● What to work on
Scan the material below for the string "arrow", and copy every line where it shows up.

**** Supplied material

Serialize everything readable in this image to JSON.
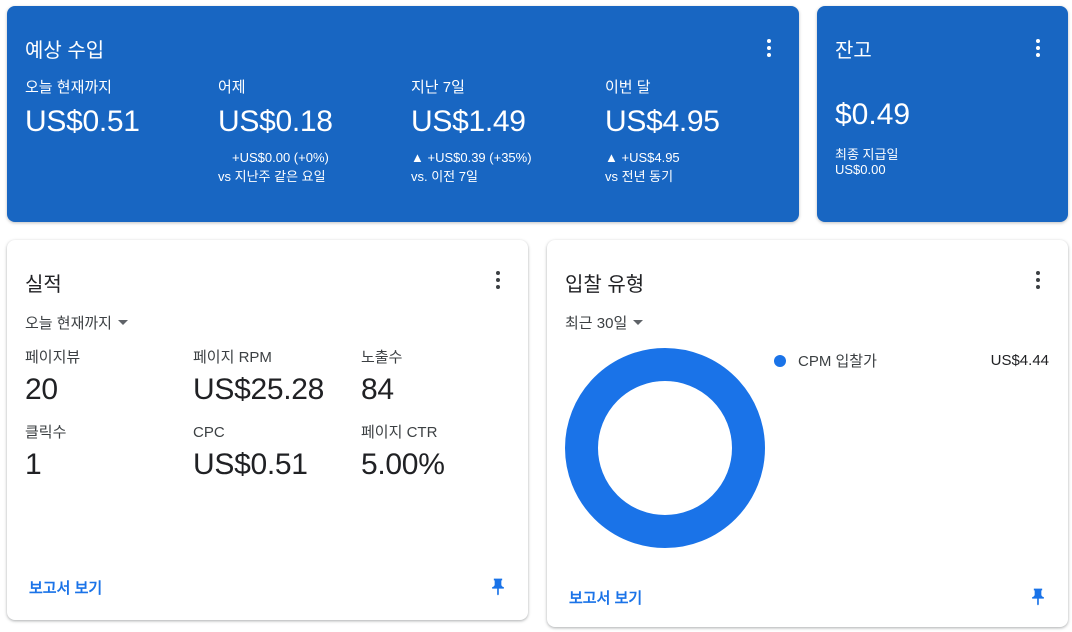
{
  "earnings": {
    "title": "예상 수입",
    "metrics": [
      {
        "label": "오늘 현재까지",
        "value": "US$0.51",
        "change": "",
        "compare": ""
      },
      {
        "label": "어제",
        "value": "US$0.18",
        "change": "+US$0.00 (+0%)",
        "compare": "vs 지난주 같은 요일"
      },
      {
        "label": "지난 7일",
        "value": "US$1.49",
        "change": "▲ +US$0.39 (+35%)",
        "compare": "vs. 이전 7일"
      },
      {
        "label": "이번 달",
        "value": "US$4.95",
        "change": "▲ +US$4.95",
        "compare": "vs 전년 동기"
      }
    ]
  },
  "balance": {
    "title": "잔고",
    "value": "$0.49",
    "last_payment_label": "최종 지급일",
    "last_payment_value": "US$0.00"
  },
  "performance": {
    "title": "실적",
    "period": "오늘 현재까지",
    "stats": [
      {
        "label": "페이지뷰",
        "value": "20"
      },
      {
        "label": "페이지 RPM",
        "value": "US$25.28"
      },
      {
        "label": "노출수",
        "value": "84"
      },
      {
        "label": "클릭수",
        "value": "1"
      },
      {
        "label": "CPC",
        "value": "US$0.51"
      },
      {
        "label": "페이지 CTR",
        "value": "5.00%"
      }
    ],
    "report_link": "보고서 보기"
  },
  "bid_type": {
    "title": "입찰 유형",
    "period": "최근 30일",
    "report_link": "보고서 보기"
  },
  "chart_data": {
    "type": "pie",
    "title": "",
    "categories": [
      "CPM 입찰가"
    ],
    "values": [
      4.44
    ],
    "value_labels": [
      "US$4.44"
    ],
    "donut": true,
    "colors": [
      "#1a73e8"
    ],
    "legend_position": "right"
  },
  "colors": {
    "header_blue": "#1866c2",
    "accent": "#1a73e8"
  },
  "icons": {
    "menu": "more-vert-icon",
    "dropdown": "arrow-drop-down-icon",
    "pin": "push-pin-icon"
  }
}
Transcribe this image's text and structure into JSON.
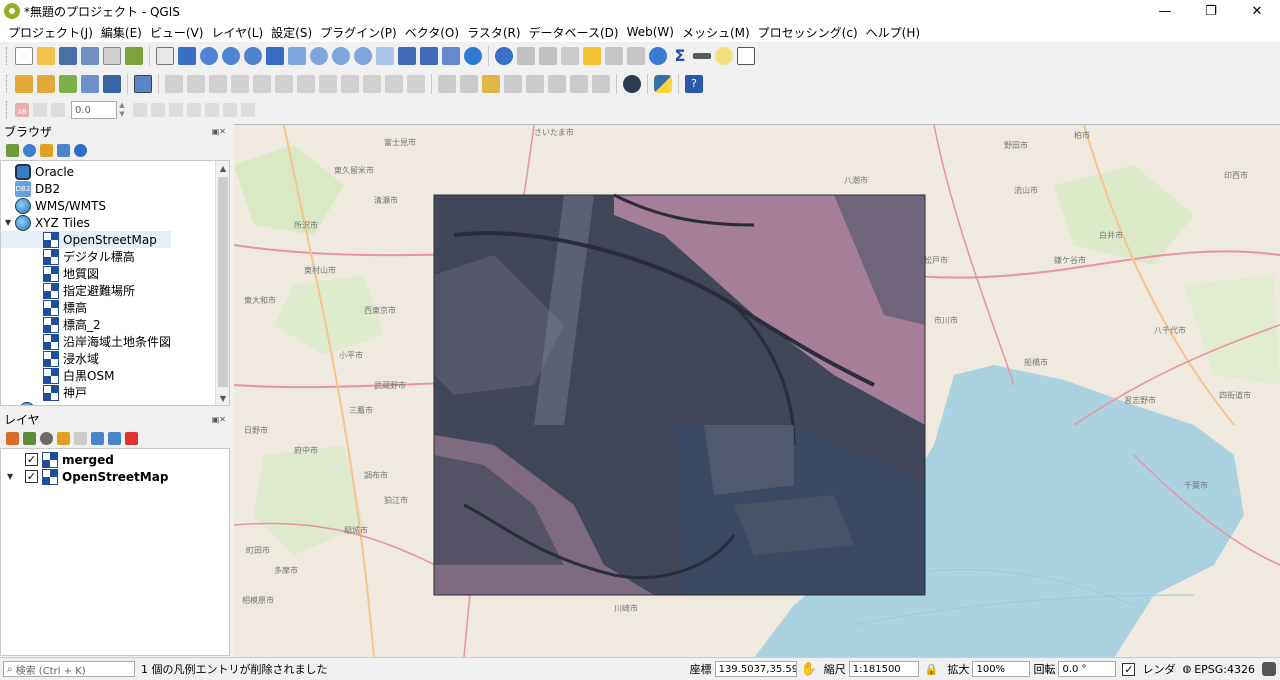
{
  "window": {
    "title": "*無題のプロジェクト - QGIS",
    "minimize": "—",
    "maximize": "❐",
    "close": "✕"
  },
  "menu": [
    "プロジェクト(J)",
    "編集(E)",
    "ビュー(V)",
    "レイヤ(L)",
    "設定(S)",
    "プラグイン(P)",
    "ベクタ(O)",
    "ラスタ(R)",
    "データベース(D)",
    "Web(W)",
    "メッシュ(M)",
    "プロセッシング(c)",
    "ヘルプ(H)"
  ],
  "label_toolbar": {
    "size_value": "0.0"
  },
  "browser": {
    "title": "ブラウザ",
    "items": [
      {
        "label": "Oracle",
        "icon": "oracle-icon"
      },
      {
        "label": "DB2",
        "icon": "db2-icon",
        "icon_text": "DB2"
      },
      {
        "label": "WMS/WMTS",
        "icon": "globe-icon"
      },
      {
        "label": "XYZ Tiles",
        "icon": "globe-icon"
      },
      {
        "label": "OpenStreetMap",
        "icon": "xyz-tile-icon"
      },
      {
        "label": "デジタル標高",
        "icon": "xyz-tile-icon"
      },
      {
        "label": "地質図",
        "icon": "xyz-tile-icon"
      },
      {
        "label": "指定避難場所",
        "icon": "xyz-tile-icon"
      },
      {
        "label": "標高",
        "icon": "xyz-tile-icon"
      },
      {
        "label": "標高_2",
        "icon": "xyz-tile-icon"
      },
      {
        "label": "沿岸海域土地条件図",
        "icon": "xyz-tile-icon"
      },
      {
        "label": "浸水域",
        "icon": "xyz-tile-icon"
      },
      {
        "label": "白黒OSM",
        "icon": "xyz-tile-icon"
      },
      {
        "label": "神戸",
        "icon": "xyz-tile-icon"
      }
    ]
  },
  "layers": {
    "title": "レイヤ",
    "items": [
      {
        "label": "merged",
        "checked": true
      },
      {
        "label": "OpenStreetMap",
        "checked": true
      }
    ]
  },
  "map": {
    "place_labels": [
      "さいたま市",
      "富士見市",
      "所沢市",
      "東村山市",
      "東大和市",
      "小平市",
      "西東京市",
      "武蔵野市",
      "三鷹市",
      "調布市",
      "府中市",
      "稲城市",
      "町田市",
      "相模原市",
      "川崎市",
      "八潮市",
      "柏市",
      "流山市",
      "鎌ケ谷市",
      "白井市",
      "船橋市",
      "習志野市",
      "市川市",
      "千葉市",
      "四街道市",
      "八千代市",
      "印西市",
      "松戸市",
      "野田市",
      "東久留米市",
      "清瀬市",
      "狛江市",
      "多摩市",
      "日野市"
    ],
    "sea_color": "#aad3df",
    "land_color": "#efe9e0"
  },
  "status": {
    "search_placeholder": "検索 (Ctrl + K)",
    "message": "1 個の凡例エントリが削除されました",
    "coord_label": "座標",
    "coord_value": "139.5037,35.5997",
    "scale_label": "縮尺",
    "scale_value": "1:181500",
    "magnifier_label": "拡大",
    "magnifier_value": "100%",
    "rotation_label": "回転",
    "rotation_value": "0.0 °",
    "render_label": "レンダ",
    "crs_value": "EPSG:4326"
  }
}
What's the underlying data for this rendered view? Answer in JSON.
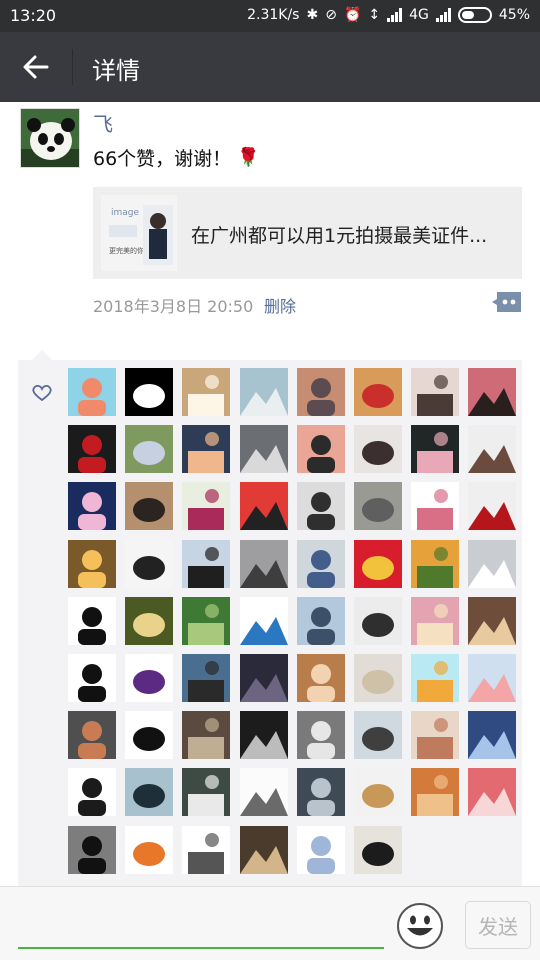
{
  "status_bar": {
    "time": "13:20",
    "speed": "2.31K/s",
    "network": "4G",
    "battery": "45%",
    "battery_level": 0.45,
    "icons": [
      "bluetooth-icon",
      "mute-icon",
      "alarm-icon",
      "signal-icon"
    ]
  },
  "header": {
    "title": "详情",
    "back_icon": "arrow-left-icon"
  },
  "post": {
    "author": "飞",
    "text": "66个赞，谢谢！",
    "emoji": "rose-icon",
    "link_card": {
      "title": "在广州都可以用1元拍摄最美证件...",
      "thumb_text": "image",
      "thumb_caption": "更完美的你"
    },
    "time": "2018年3月8日 20:50",
    "delete_label": "删除"
  },
  "likes": {
    "icon": "heart-icon",
    "avatars": [
      {
        "bg": "#8fd3e8",
        "fg": "#f08a6a"
      },
      {
        "bg": "#000000",
        "fg": "#ffffff"
      },
      {
        "bg": "#c9a77b",
        "fg": "#fdf5e6"
      },
      {
        "bg": "#a7c3cf",
        "fg": "#e9eef0"
      },
      {
        "bg": "#c78d73",
        "fg": "#5d4b52"
      },
      {
        "bg": "#d89b5a",
        "fg": "#c9302c"
      },
      {
        "bg": "#e7d7d2",
        "fg": "#4a3b36"
      },
      {
        "bg": "#cf6b77",
        "fg": "#2a1f1f"
      },
      {
        "bg": "#1b1b1b",
        "fg": "#c21b21"
      },
      {
        "bg": "#7f9a5e",
        "fg": "#c6d0e0"
      },
      {
        "bg": "#2f3c55",
        "fg": "#f1b78c"
      },
      {
        "bg": "#6b6e72",
        "fg": "#d9d9d9"
      },
      {
        "bg": "#e9a596",
        "fg": "#2b2b2b"
      },
      {
        "bg": "#e8e4e1",
        "fg": "#3b2f2f"
      },
      {
        "bg": "#212726",
        "fg": "#e9a8b8"
      },
      {
        "bg": "#eeeeee",
        "fg": "#6b4b3e"
      },
      {
        "bg": "#1a2b5f",
        "fg": "#f0b6d6"
      },
      {
        "bg": "#b5906f",
        "fg": "#2b2421"
      },
      {
        "bg": "#e9efe0",
        "fg": "#a82b59"
      },
      {
        "bg": "#e23a35",
        "fg": "#222222"
      },
      {
        "bg": "#dcdcdc",
        "fg": "#2f2f2f"
      },
      {
        "bg": "#9a9a94",
        "fg": "#5f5f5f"
      },
      {
        "bg": "#ffffff",
        "fg": "#d86f86"
      },
      {
        "bg": "#efefef",
        "fg": "#b4161c"
      },
      {
        "bg": "#7a5a2a",
        "fg": "#f5c05a"
      },
      {
        "bg": "#f5f5f5",
        "fg": "#222222"
      },
      {
        "bg": "#c7d4e3",
        "fg": "#1f1f1f"
      },
      {
        "bg": "#9e9ea0",
        "fg": "#3e3e3e"
      },
      {
        "bg": "#cfd7dd",
        "fg": "#435e8a"
      },
      {
        "bg": "#d81e2c",
        "fg": "#f3c23c"
      },
      {
        "bg": "#e7a13a",
        "fg": "#4f7a2b"
      },
      {
        "bg": "#c9ccd1",
        "fg": "#ffffff"
      },
      {
        "bg": "#ffffff",
        "fg": "#111111"
      },
      {
        "bg": "#4b5a22",
        "fg": "#e9d28a"
      },
      {
        "bg": "#3f7a34",
        "fg": "#a7c97b"
      },
      {
        "bg": "#ffffff",
        "fg": "#2b78c2"
      },
      {
        "bg": "#b3c8da",
        "fg": "#3c5169"
      },
      {
        "bg": "#ececec",
        "fg": "#2f2f2f"
      },
      {
        "bg": "#e3a3b0",
        "fg": "#f5e0c2"
      },
      {
        "bg": "#6e4d3b",
        "fg": "#e9c99f"
      },
      {
        "bg": "#ffffff",
        "fg": "#111111"
      },
      {
        "bg": "#ffffff",
        "fg": "#5b2a83"
      },
      {
        "bg": "#4a6e8f",
        "fg": "#2a2a2a"
      },
      {
        "bg": "#2b2a3a",
        "fg": "#6c6480"
      },
      {
        "bg": "#b87d4b",
        "fg": "#f2d2b0"
      },
      {
        "bg": "#e2dcd6",
        "fg": "#cfc0a8"
      },
      {
        "bg": "#b9eaf3",
        "fg": "#f0a93a"
      },
      {
        "bg": "#cfdff0",
        "fg": "#f4a6a6"
      },
      {
        "bg": "#4f4f4f",
        "fg": "#c97b54"
      },
      {
        "bg": "#ffffff",
        "fg": "#111111"
      },
      {
        "bg": "#5a4a3f",
        "fg": "#bfae93"
      },
      {
        "bg": "#1c1c1c",
        "fg": "#bcbcbc"
      },
      {
        "bg": "#7a7a7a",
        "fg": "#e6e6e6"
      },
      {
        "bg": "#d0d8e0",
        "fg": "#3f3f3f"
      },
      {
        "bg": "#e8d7c7",
        "fg": "#c07a5d"
      },
      {
        "bg": "#2f4b82",
        "fg": "#a6c3ea"
      },
      {
        "bg": "#ffffff",
        "fg": "#1b1b1b"
      },
      {
        "bg": "#a8c1cf",
        "fg": "#1f2f3a"
      },
      {
        "bg": "#3d4b44",
        "fg": "#e9e9e9"
      },
      {
        "bg": "#fbfbfb",
        "fg": "#6a6a6a"
      },
      {
        "bg": "#3e4a55",
        "fg": "#b9c3cc"
      },
      {
        "bg": "#f2f2f2",
        "fg": "#c89858"
      },
      {
        "bg": "#d47a3a",
        "fg": "#f0c08a"
      },
      {
        "bg": "#e36a70",
        "fg": "#f6d6d6"
      },
      {
        "bg": "#7d7d7d",
        "fg": "#111111"
      },
      {
        "bg": "#ffffff",
        "fg": "#e8772a"
      },
      {
        "bg": "#ffffff",
        "fg": "#555555"
      },
      {
        "bg": "#4a3b2c",
        "fg": "#d3b58b"
      },
      {
        "bg": "#ffffff",
        "fg": "#9fb6d8"
      },
      {
        "bg": "#e6e3dd",
        "fg": "#1c1c1c"
      }
    ]
  },
  "input": {
    "send_label": "发送",
    "emoji_icon": "smiley-icon"
  }
}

********

● Response to this task
    "dropdown": "arrow-drop-down-icon",
    "back_icon": "arrow-left-icon"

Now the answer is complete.